[START OF Data extract]

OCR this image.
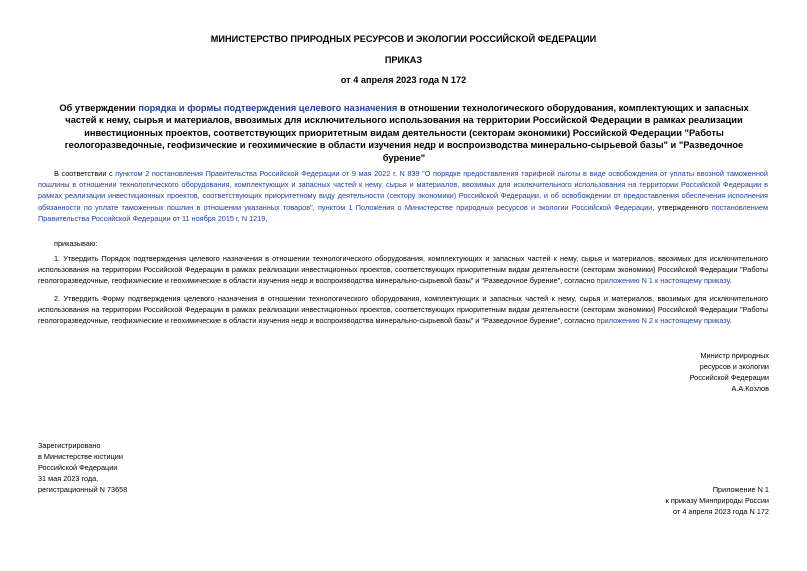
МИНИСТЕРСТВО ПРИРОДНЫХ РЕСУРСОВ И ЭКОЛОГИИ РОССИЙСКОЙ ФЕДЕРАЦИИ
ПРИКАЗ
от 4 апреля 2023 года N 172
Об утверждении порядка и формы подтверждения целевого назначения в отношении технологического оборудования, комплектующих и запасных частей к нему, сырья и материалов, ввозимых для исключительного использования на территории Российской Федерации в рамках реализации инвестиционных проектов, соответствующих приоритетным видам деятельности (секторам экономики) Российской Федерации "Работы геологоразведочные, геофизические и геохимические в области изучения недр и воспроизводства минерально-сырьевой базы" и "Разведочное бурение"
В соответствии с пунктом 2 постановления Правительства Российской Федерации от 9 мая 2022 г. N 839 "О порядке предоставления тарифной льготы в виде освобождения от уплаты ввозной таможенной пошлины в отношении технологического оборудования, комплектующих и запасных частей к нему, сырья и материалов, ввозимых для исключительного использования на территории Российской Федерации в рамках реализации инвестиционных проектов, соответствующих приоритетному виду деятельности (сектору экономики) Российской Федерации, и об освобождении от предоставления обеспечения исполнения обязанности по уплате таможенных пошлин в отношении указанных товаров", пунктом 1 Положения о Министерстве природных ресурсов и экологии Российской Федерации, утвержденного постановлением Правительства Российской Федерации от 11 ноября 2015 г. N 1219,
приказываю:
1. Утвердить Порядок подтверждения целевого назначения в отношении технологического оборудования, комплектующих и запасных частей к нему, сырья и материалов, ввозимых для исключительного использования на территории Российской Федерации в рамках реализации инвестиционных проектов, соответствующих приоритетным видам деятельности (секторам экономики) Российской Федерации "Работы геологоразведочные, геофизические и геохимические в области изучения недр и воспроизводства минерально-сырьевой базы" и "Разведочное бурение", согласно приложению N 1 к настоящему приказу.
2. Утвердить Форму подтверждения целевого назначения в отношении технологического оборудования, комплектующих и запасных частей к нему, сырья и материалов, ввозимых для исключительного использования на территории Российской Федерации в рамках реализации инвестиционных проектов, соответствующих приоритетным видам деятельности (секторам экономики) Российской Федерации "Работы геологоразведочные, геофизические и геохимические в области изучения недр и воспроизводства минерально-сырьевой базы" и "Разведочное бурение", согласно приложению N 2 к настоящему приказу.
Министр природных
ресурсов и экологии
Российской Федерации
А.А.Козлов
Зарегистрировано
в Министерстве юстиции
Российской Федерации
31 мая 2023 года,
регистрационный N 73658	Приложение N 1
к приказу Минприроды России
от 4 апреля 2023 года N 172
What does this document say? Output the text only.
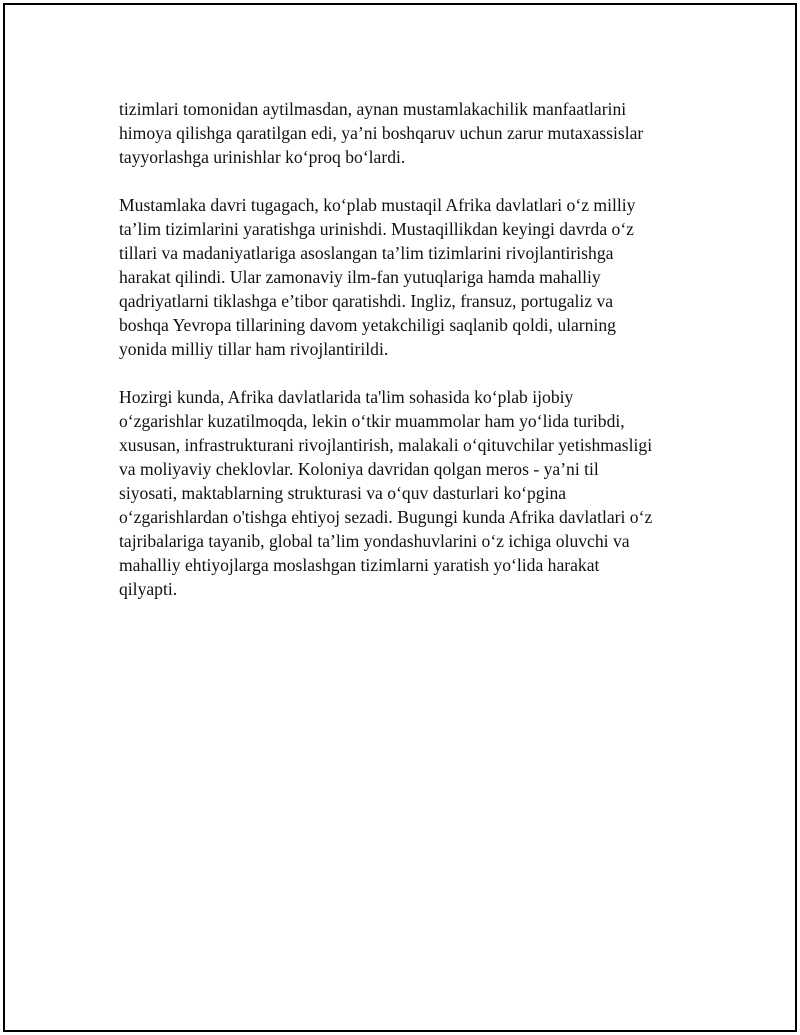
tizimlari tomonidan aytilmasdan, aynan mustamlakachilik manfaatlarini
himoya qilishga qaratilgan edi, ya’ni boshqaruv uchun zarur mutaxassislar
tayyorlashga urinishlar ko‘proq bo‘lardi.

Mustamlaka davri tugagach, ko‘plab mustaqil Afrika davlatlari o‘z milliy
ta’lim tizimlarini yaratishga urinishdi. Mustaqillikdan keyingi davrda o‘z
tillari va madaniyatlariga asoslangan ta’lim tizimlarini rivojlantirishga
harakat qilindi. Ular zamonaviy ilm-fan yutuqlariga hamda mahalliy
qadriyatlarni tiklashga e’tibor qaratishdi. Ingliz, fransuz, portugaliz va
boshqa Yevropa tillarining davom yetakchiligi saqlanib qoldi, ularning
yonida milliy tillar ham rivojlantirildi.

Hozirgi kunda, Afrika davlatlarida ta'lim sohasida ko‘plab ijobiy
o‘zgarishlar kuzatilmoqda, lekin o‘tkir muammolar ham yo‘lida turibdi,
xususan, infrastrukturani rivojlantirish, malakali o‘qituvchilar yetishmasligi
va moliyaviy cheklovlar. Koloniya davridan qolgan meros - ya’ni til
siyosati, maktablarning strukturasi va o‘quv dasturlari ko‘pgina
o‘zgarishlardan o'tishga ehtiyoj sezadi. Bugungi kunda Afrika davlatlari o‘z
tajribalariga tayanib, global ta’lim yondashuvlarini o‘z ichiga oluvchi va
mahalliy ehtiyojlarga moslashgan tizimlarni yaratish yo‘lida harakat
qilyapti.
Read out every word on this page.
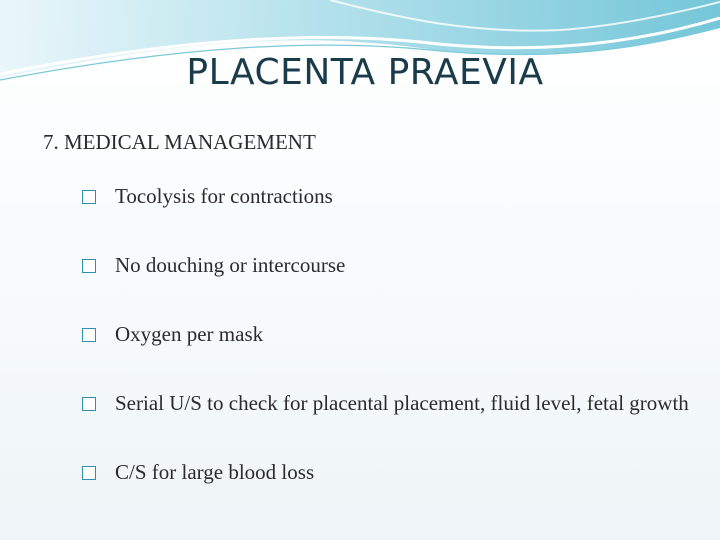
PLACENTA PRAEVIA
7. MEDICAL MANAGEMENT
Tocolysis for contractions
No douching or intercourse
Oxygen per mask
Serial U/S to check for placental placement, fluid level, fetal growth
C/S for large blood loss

[END OF Data extract]

- What needs to be done: Reproduce the listing above from the line that contains "Read out every word on this page." through its final line, exactly and with nothing added. Omit the images.

- Complete output:
Read out every word on this page.
PLACENTA PRAEVIA
7. MEDICAL MANAGEMENT
Tocolysis for contractions
No douching or intercourse
Oxygen per mask
Serial U/S to check for placental placement, fluid level, fetal growth
C/S for large blood loss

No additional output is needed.